begin

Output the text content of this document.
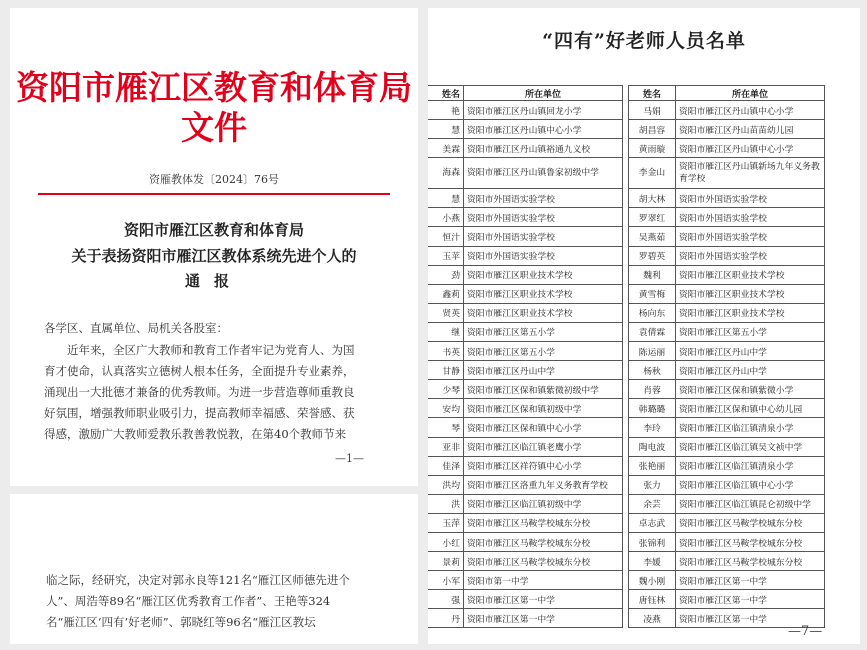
资阳市雁江区教育和体育局文件
资雁教体发〔2024〕76号
资阳市雁江区教育和体育局
关于表扬资阳市雁江区教体系统先进个人的
通报
各学区、直属单位、局机关各股室：
近年来，全区广大教师和教育工作者牢记为党育人、为国
育才使命，认真落实立德树人根本任务，全面提升专业素养，
涌现出一大批德才兼备的优秀教师。为进一步营造尊师重教良
好氛围，增强教师职业吸引力，提高教师幸福感、荣誉感、获
得感，激励广大教师爱教乐教善教悦教，在第40个教师节来
—1—
临之际，经研究，决定对郭永良等121名“雁江区师德先进个
人”、周浩等89名“雁江区优秀教育工作者”、王艳等324
名“雁江区‘四有’好老师”、郭晓红等96名“雁江区教坛
“四有”好老师人员名单
姓名	所在单位
艳	资阳市雁江区丹山镇回龙小学
慧	资阳市雁江区丹山镇中心小学
美霖	资阳市雁江区丹山镇裕通九义校
海森	资阳市雁江区丹山镇鲁家初级中学
慧	资阳市外国语实验学校
小燕	资阳市外国语实验学校
恒汁	资阳市外国语实验学校
玉苹	资阳市外国语实验学校
劲	资阳市雁江区职业技术学校
鑫莉	资阳市雁江区职业技术学校
贤英	资阳市雁江区职业技术学校
继	资阳市雁江区第五小学
书英	资阳市雁江区第五小学
甘静	资阳市雁江区丹山中学
少琴	资阳市雁江区保和镇紫微初级中学
安均	资阳市雁江区保和镇初级中学
琴	资阳市雁江区保和镇中心小学
亚非	资阳市雁江区临江镇老鹰小学
佳泽	资阳市雁江区祥符镇中心小学
洪均	资阳市雁江区洛重九年义务教育学校
洪	资阳市雁江区临江镇初级中学
玉萍	资阳市雁江区马鞍学校城东分校
小红	资阳市雁江区马鞍学校城东分校
景莉	资阳市雁江区马鞍学校城东分校
小军	资阳市第一中学
强	资阳市雁江区第一中学
丹	资阳市雁江区第一中学
姓名	所在单位
马娟	资阳市雁江区丹山镇中心小学
胡昌容	资阳市雁江区丹山苗苗幼儿园
黄雨璇	资阳市雁江区丹山镇中心小学
李金山	资阳市雁江区丹山镇新场九年义务教育学校
胡大林	资阳市外国语实验学校
罗翠红	资阳市外国语实验学校
吴燕茹	资阳市外国语实验学校
罗碧英	资阳市外国语实验学校
魏利	资阳市雁江区职业技术学校
黄雪梅	资阳市雁江区职业技术学校
杨向东	资阳市雁江区职业技术学校
袁倩霖	资阳市雁江区第五小学
陈运丽	资阳市雁江区丹山中学
杨秋	资阳市雁江区丹山中学
肖蓉	资阳市雁江区保和镇紫微小学
韩璐璐	资阳市雁江区保和镇中心幼儿园
李玲	资阳市雁江区临江镇清泉小学
陶电波	资阳市雁江区临江镇吴文祯中学
张艳丽	资阳市雁江区临江镇清泉小学
张力	资阳市雁江区临江镇中心小学
余芸	资阳市雁江区临江镇昆仑初级中学
卓志武	资阳市雁江区马鞍学校城东分校
张锦利	资阳市雁江区马鞍学校城东分校
李媛	资阳市雁江区马鞍学校城东分校
魏小刚	资阳市雁江区第一中学
唐钰林	资阳市雁江区第一中学
凌燕	资阳市雁江区第一中学
—7—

end

* [Given exercise]: Make an exact copy of the listing above. Do not include the pictures.

* [Reply]:
Output the text content of this document.
资阳市雁江区教育和体育局文件
资雁教体发〔2024〕76号
资阳市雁江区教育和体育局
关于表扬资阳市雁江区教体系统先进个人的
通报
各学区、直属单位、局机关各股室：
近年来，全区广大教师和教育工作者牢记为党育人、为国
育才使命，认真落实立德树人根本任务，全面提升专业素养，
涌现出一大批德才兼备的优秀教师。为进一步营造尊师重教良
好氛围，增强教师职业吸引力，提高教师幸福感、荣誉感、获
得感，激励广大教师爱教乐教善教悦教，在第40个教师节来
—1—
临之际，经研究，决定对郭永良等121名“雁江区师德先进个
人”、周浩等89名“雁江区优秀教育工作者”、王艳等324
名“雁江区‘四有’好老师”、郭晓红等96名“雁江区教坛
“四有”好老师人员名单
姓名	所在单位
艳	资阳市雁江区丹山镇回龙小学
慧	资阳市雁江区丹山镇中心小学
美霖	资阳市雁江区丹山镇裕通九义校
海森	资阳市雁江区丹山镇鲁家初级中学
慧	资阳市外国语实验学校
小燕	资阳市外国语实验学校
恒汁	资阳市外国语实验学校
玉苹	资阳市外国语实验学校
劲	资阳市雁江区职业技术学校
鑫莉	资阳市雁江区职业技术学校
贤英	资阳市雁江区职业技术学校
继	资阳市雁江区第五小学
书英	资阳市雁江区第五小学
甘静	资阳市雁江区丹山中学
少琴	资阳市雁江区保和镇紫微初级中学
安均	资阳市雁江区保和镇初级中学
琴	资阳市雁江区保和镇中心小学
亚非	资阳市雁江区临江镇老鹰小学
佳泽	资阳市雁江区祥符镇中心小学
洪均	资阳市雁江区洛重九年义务教育学校
洪	资阳市雁江区临江镇初级中学
玉萍	资阳市雁江区马鞍学校城东分校
小红	资阳市雁江区马鞍学校城东分校
景莉	资阳市雁江区马鞍学校城东分校
小军	资阳市第一中学
强	资阳市雁江区第一中学
丹	资阳市雁江区第一中学
姓名	所在单位
马娟	资阳市雁江区丹山镇中心小学
胡昌容	资阳市雁江区丹山苗苗幼儿园
黄雨璇	资阳市雁江区丹山镇中心小学
李金山	资阳市雁江区丹山镇新场九年义务教育学校
胡大林	资阳市外国语实验学校
罗翠红	资阳市外国语实验学校
吴燕茹	资阳市外国语实验学校
罗碧英	资阳市外国语实验学校
魏利	资阳市雁江区职业技术学校
黄雪梅	资阳市雁江区职业技术学校
杨向东	资阳市雁江区职业技术学校
袁倩霖	资阳市雁江区第五小学
陈运丽	资阳市雁江区丹山中学
杨秋	资阳市雁江区丹山中学
肖蓉	资阳市雁江区保和镇紫微小学
韩璐璐	资阳市雁江区保和镇中心幼儿园
李玲	资阳市雁江区临江镇清泉小学
陶电波	资阳市雁江区临江镇吴文祯中学
张艳丽	资阳市雁江区临江镇清泉小学
张力	资阳市雁江区临江镇中心小学
余芸	资阳市雁江区临江镇昆仑初级中学
卓志武	资阳市雁江区马鞍学校城东分校
张锦利	资阳市雁江区马鞍学校城东分校
李媛	资阳市雁江区马鞍学校城东分校
魏小刚	资阳市雁江区第一中学
唐钰林	资阳市雁江区第一中学
凌燕	资阳市雁江区第一中学
—7—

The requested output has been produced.